● WHAT NEEDS TO BE DONE: Do any lines in the data below contain "decorator"? If so, copy every one of them.

● RECORDS SUPPLIED:
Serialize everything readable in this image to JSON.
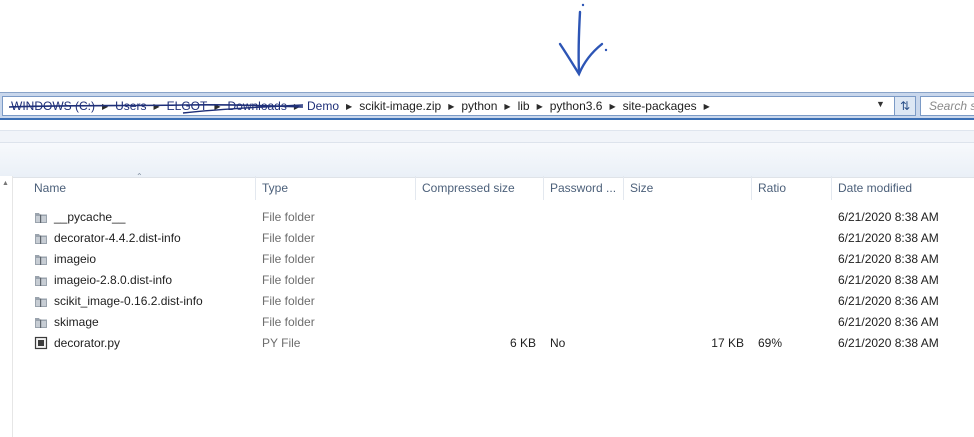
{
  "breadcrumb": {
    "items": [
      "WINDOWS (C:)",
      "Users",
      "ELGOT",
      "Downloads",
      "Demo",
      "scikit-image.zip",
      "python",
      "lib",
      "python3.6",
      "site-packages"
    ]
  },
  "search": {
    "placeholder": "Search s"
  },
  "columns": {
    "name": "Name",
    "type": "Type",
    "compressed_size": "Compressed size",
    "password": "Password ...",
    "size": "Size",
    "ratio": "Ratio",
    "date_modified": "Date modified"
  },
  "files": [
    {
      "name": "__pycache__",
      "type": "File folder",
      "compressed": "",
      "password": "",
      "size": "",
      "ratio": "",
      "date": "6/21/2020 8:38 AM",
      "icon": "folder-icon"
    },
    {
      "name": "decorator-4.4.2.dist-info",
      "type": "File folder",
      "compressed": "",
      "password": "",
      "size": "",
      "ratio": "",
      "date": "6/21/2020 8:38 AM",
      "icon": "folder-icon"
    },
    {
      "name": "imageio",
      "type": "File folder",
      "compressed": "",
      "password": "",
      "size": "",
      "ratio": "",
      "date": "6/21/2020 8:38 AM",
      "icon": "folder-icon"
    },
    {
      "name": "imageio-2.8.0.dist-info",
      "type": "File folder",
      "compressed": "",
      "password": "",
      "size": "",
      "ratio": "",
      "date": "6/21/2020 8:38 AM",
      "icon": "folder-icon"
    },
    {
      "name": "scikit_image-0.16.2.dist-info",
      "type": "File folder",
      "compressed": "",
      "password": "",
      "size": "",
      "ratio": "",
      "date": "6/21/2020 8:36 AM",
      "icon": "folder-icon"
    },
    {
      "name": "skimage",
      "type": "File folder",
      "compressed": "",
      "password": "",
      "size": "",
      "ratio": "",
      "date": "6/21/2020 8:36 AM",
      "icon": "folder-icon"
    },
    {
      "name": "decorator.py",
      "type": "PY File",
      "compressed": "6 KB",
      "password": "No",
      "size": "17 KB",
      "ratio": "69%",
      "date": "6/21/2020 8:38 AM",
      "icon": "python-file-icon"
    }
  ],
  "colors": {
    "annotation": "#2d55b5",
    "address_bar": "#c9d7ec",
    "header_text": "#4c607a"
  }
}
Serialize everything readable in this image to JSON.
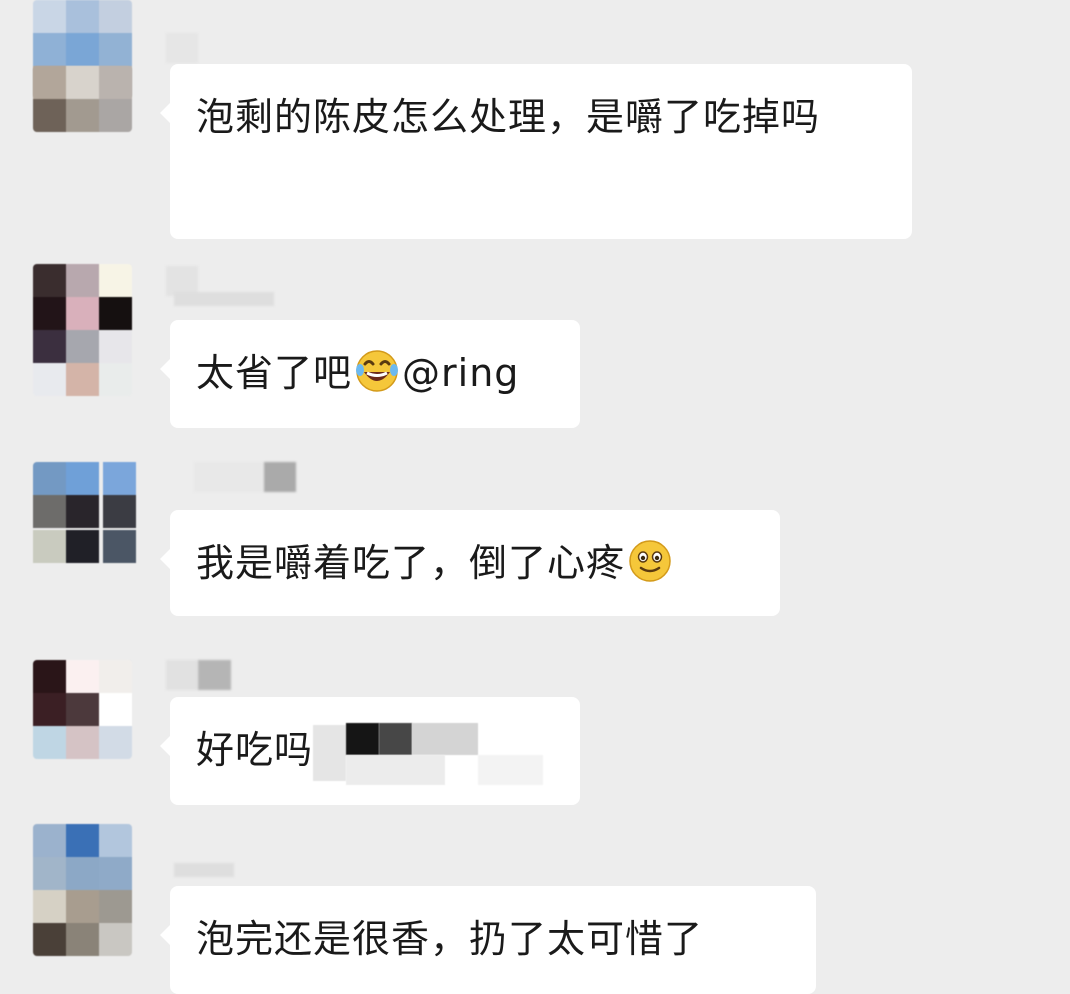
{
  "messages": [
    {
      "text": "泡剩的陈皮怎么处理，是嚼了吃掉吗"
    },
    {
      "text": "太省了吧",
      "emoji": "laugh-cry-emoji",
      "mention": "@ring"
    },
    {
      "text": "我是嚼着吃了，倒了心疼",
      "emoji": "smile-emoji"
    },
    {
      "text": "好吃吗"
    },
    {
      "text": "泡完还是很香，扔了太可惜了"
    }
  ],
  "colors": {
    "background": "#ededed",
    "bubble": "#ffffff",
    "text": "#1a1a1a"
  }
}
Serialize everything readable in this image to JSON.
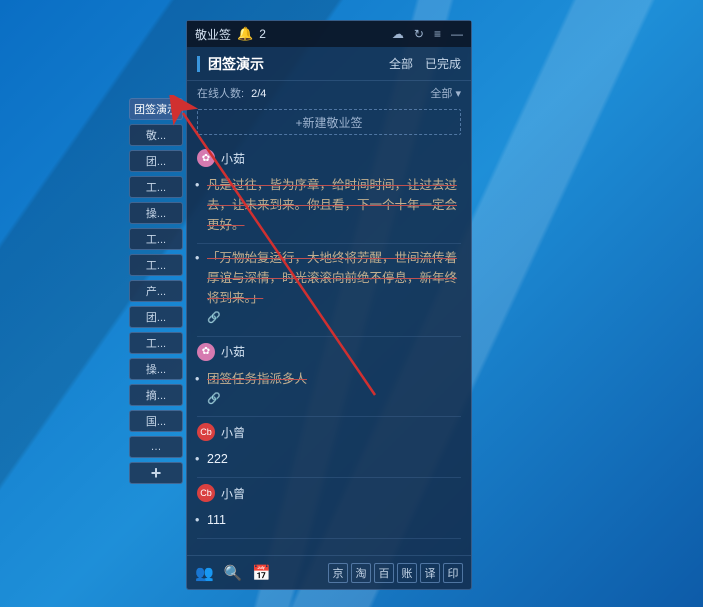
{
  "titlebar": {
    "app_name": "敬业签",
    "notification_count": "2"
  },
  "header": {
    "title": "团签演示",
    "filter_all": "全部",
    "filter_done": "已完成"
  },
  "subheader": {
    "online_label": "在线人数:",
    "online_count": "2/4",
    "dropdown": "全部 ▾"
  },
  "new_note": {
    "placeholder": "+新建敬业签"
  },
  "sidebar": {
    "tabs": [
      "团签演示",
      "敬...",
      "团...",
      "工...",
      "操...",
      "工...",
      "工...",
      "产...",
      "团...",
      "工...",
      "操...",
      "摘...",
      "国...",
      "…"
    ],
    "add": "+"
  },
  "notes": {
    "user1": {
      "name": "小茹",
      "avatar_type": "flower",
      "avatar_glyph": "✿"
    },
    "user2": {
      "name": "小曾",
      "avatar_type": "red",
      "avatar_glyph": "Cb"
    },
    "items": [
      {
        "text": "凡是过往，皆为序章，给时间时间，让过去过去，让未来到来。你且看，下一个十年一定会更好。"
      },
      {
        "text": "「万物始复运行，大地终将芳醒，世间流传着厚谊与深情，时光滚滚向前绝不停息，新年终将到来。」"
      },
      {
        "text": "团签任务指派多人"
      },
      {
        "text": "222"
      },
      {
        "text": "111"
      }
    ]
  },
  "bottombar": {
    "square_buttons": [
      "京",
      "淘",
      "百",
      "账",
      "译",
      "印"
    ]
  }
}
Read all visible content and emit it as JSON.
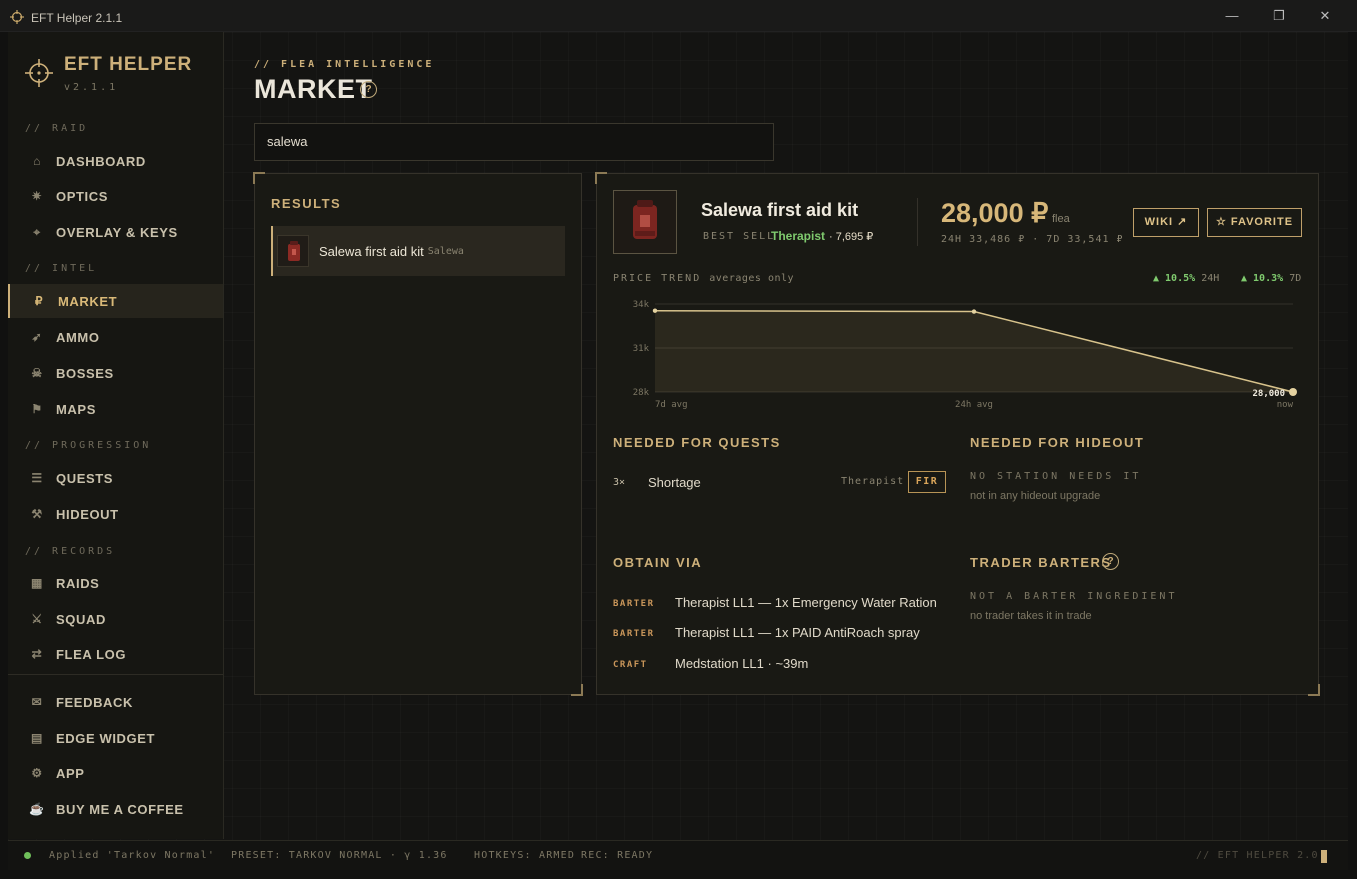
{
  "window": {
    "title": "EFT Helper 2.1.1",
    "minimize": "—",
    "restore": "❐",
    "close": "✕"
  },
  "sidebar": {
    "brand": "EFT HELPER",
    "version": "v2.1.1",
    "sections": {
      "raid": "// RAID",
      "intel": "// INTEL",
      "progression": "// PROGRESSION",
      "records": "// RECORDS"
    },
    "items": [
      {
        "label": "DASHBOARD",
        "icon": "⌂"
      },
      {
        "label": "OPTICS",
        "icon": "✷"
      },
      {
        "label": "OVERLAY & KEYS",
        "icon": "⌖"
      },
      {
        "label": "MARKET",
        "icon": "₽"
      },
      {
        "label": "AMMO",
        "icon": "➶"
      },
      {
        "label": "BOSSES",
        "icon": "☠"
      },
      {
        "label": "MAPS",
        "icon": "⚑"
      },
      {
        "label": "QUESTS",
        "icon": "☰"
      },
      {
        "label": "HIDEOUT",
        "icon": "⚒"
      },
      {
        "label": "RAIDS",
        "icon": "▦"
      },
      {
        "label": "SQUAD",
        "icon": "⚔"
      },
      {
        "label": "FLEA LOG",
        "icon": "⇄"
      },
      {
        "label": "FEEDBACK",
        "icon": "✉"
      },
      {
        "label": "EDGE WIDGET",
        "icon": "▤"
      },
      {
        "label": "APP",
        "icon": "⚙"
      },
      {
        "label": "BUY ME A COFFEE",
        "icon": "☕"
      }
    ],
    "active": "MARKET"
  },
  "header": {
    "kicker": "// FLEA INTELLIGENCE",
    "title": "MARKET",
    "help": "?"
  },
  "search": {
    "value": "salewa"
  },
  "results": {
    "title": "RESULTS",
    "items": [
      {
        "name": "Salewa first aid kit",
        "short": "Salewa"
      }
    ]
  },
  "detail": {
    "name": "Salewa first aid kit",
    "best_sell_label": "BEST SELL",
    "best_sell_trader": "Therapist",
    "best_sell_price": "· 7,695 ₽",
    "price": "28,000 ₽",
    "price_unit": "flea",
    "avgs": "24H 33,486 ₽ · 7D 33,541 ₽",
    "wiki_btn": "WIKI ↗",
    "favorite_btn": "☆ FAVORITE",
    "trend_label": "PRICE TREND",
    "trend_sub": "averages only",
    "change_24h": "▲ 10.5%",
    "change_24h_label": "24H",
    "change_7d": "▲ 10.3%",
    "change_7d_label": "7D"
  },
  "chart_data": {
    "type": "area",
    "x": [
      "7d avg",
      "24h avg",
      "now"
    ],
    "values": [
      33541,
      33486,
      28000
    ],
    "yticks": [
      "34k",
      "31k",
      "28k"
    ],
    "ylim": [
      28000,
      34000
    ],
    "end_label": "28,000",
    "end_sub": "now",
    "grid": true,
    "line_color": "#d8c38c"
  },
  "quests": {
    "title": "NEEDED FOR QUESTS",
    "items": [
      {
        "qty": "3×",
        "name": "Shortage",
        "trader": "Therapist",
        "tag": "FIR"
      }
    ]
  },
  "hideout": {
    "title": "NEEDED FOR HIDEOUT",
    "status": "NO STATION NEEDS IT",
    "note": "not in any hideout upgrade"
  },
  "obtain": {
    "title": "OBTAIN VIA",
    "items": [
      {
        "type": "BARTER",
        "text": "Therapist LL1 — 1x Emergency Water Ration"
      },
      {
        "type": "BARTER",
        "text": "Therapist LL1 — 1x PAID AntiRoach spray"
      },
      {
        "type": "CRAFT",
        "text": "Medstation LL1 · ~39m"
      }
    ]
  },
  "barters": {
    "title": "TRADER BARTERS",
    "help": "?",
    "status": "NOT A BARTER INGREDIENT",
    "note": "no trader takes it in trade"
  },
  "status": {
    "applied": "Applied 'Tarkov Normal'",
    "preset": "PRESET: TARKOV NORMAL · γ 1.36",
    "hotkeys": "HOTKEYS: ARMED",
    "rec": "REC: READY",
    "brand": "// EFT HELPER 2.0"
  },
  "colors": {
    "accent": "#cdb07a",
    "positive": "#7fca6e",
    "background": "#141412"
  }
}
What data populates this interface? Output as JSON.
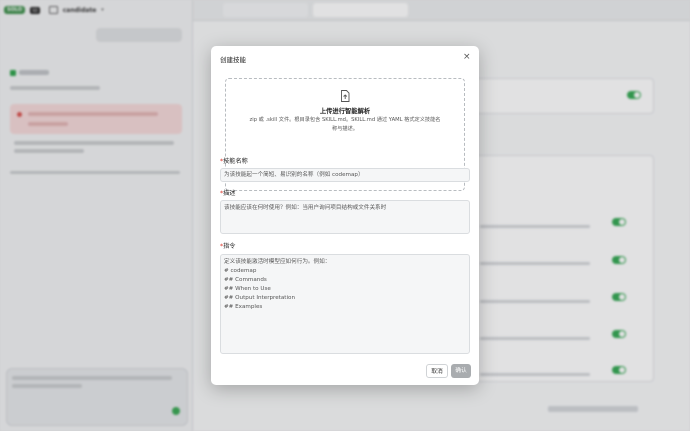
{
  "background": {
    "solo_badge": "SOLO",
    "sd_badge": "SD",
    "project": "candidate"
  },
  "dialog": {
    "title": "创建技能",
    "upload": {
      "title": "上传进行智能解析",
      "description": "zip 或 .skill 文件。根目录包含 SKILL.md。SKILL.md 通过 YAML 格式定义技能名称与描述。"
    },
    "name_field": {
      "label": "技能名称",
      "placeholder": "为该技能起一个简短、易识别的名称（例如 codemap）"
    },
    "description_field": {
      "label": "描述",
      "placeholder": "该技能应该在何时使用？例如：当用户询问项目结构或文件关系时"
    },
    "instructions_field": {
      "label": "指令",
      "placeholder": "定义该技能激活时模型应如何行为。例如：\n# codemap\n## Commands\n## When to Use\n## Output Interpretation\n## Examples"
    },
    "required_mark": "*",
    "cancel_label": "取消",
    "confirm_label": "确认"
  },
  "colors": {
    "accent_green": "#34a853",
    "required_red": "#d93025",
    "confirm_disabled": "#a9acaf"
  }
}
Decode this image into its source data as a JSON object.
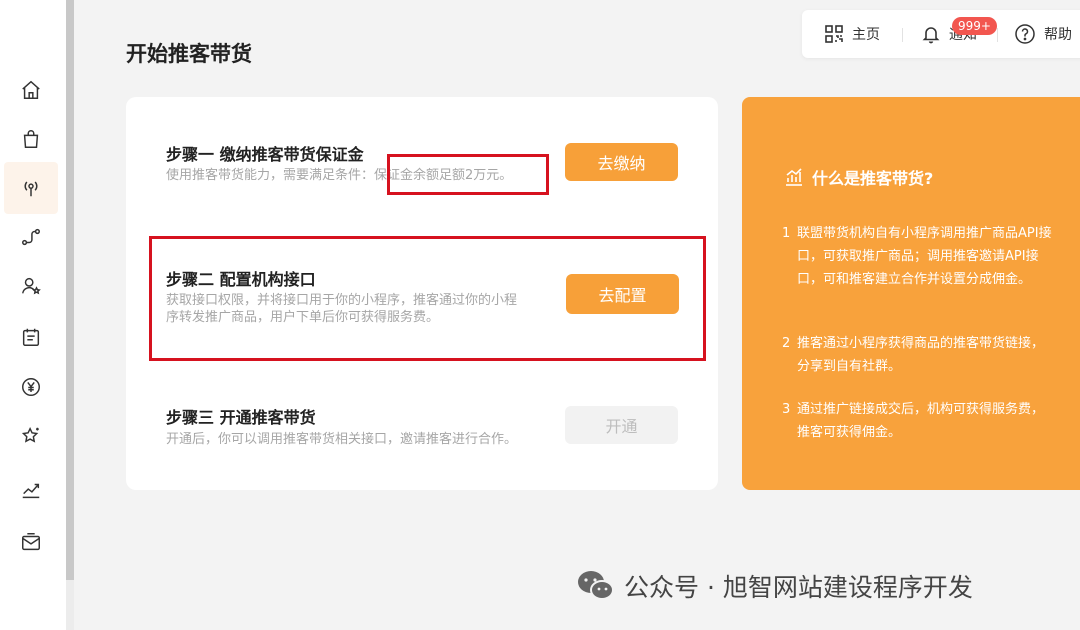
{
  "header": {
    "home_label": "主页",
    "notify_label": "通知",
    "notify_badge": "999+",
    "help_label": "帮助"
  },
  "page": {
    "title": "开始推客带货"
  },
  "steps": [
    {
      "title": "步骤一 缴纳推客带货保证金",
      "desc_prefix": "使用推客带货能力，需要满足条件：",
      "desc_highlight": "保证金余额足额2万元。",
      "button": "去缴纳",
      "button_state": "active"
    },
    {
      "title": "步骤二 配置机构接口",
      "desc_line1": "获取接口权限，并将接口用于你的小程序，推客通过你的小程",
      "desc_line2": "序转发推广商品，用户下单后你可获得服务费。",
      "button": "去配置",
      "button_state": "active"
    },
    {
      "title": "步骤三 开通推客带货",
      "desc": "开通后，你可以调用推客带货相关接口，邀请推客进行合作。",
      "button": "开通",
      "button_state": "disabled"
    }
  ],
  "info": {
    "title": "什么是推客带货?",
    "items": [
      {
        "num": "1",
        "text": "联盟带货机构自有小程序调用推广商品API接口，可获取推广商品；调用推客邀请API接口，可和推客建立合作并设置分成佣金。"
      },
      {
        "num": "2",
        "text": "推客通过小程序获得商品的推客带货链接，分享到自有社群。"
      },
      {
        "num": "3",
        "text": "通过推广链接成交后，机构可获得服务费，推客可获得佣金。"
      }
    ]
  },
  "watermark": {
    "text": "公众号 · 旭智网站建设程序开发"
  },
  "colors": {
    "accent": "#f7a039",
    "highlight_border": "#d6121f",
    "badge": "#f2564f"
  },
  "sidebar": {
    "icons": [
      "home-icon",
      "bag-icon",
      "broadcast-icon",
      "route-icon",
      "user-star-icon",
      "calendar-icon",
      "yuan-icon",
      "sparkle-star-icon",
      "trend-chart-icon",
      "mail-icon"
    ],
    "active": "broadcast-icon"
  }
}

● OUTPUT:
      "name": "decorator-4.4.2.dist-info",
      "name": "decorator.py",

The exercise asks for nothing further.